--- BEGIN Source data ---

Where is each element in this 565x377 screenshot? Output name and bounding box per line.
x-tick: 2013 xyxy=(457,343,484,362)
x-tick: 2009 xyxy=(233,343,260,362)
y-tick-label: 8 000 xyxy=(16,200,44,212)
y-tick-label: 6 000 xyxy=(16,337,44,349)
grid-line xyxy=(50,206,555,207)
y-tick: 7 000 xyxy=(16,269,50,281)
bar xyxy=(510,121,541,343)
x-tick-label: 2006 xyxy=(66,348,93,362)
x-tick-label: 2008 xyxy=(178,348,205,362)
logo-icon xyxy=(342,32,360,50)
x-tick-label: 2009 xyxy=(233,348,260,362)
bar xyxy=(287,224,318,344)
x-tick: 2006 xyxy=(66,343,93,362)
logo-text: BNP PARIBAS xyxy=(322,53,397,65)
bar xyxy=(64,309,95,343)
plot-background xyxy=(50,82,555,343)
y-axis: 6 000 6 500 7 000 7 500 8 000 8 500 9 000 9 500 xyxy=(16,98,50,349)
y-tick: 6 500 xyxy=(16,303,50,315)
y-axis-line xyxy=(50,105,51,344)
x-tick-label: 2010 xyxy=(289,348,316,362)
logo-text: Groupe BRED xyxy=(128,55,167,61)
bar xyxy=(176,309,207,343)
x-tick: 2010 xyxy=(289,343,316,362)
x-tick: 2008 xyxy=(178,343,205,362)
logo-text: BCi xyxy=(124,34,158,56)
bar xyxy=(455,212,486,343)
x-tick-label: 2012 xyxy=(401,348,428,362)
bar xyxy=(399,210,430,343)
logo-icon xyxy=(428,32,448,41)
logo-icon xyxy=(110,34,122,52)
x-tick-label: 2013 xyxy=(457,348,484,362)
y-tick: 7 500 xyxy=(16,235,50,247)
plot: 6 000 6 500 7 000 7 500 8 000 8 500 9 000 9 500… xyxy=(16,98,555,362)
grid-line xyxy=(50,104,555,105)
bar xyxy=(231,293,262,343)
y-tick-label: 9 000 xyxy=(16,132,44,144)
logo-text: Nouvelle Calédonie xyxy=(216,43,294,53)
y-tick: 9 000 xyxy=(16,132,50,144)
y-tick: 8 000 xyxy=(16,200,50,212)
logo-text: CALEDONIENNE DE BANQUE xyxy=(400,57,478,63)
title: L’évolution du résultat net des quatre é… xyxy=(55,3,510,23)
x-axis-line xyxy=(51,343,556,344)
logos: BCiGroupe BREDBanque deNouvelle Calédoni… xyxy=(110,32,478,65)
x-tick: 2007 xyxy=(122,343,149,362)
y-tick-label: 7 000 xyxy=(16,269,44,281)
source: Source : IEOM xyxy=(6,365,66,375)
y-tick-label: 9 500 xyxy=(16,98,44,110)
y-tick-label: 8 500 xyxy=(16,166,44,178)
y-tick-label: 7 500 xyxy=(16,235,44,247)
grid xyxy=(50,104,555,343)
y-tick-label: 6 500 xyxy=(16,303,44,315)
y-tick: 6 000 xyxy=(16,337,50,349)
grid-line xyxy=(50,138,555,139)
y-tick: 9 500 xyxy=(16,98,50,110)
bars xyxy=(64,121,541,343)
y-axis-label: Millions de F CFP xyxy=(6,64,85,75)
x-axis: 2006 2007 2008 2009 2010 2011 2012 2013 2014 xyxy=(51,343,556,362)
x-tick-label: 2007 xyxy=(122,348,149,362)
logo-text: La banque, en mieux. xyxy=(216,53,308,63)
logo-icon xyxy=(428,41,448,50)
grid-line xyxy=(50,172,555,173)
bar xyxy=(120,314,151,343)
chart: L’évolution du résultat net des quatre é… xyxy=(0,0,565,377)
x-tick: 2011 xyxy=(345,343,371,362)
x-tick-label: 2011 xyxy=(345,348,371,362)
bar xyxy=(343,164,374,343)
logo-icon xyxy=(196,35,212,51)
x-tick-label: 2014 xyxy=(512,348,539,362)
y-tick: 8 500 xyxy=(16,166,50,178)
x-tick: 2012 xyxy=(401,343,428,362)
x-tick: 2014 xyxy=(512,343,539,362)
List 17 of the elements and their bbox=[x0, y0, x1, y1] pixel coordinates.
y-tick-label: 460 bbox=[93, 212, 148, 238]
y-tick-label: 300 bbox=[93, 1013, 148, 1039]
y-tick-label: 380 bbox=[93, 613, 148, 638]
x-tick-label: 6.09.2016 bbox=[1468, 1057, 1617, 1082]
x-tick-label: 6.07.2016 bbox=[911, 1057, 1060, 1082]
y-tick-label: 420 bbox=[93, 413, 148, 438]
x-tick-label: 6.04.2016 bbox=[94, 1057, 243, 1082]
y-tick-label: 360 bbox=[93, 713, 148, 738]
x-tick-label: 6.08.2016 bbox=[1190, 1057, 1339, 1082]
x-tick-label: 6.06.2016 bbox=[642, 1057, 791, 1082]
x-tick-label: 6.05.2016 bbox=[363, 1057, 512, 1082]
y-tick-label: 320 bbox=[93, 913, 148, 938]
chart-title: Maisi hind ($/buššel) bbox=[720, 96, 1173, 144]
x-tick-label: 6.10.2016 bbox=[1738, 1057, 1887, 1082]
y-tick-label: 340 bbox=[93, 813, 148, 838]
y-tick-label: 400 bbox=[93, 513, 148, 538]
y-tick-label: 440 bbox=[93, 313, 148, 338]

--- END Source data ---

■ **Exercise directions**: Please rename "bar" to "column" in the items from the start through the line containing "y-axis-line xyxy=(50,105,51,344)", and give those lines again with nothing else changed.

■ **Problem solution**:
Where is each element in this 565x377 screenshot? Output name and bounding box per line.
x-tick: 2013 xyxy=(457,343,484,362)
x-tick: 2009 xyxy=(233,343,260,362)
y-tick-label: 8 000 xyxy=(16,200,44,212)
y-tick-label: 6 000 xyxy=(16,337,44,349)
grid-line xyxy=(50,206,555,207)
y-tick: 7 000 xyxy=(16,269,50,281)
column xyxy=(510,121,541,343)
x-tick-label: 2006 xyxy=(66,348,93,362)
x-tick-label: 2008 xyxy=(178,348,205,362)
logo-icon xyxy=(342,32,360,50)
x-tick-label: 2009 xyxy=(233,348,260,362)
column xyxy=(287,224,318,344)
x-tick: 2006 xyxy=(66,343,93,362)
logo-text: BNP PARIBAS xyxy=(322,53,397,65)
column xyxy=(64,309,95,343)
plot-background xyxy=(50,82,555,343)
y-axis: 6 000 6 500 7 000 7 500 8 000 8 500 9 000 9 500 xyxy=(16,98,50,349)
y-tick: 6 500 xyxy=(16,303,50,315)
y-axis-line xyxy=(50,105,51,344)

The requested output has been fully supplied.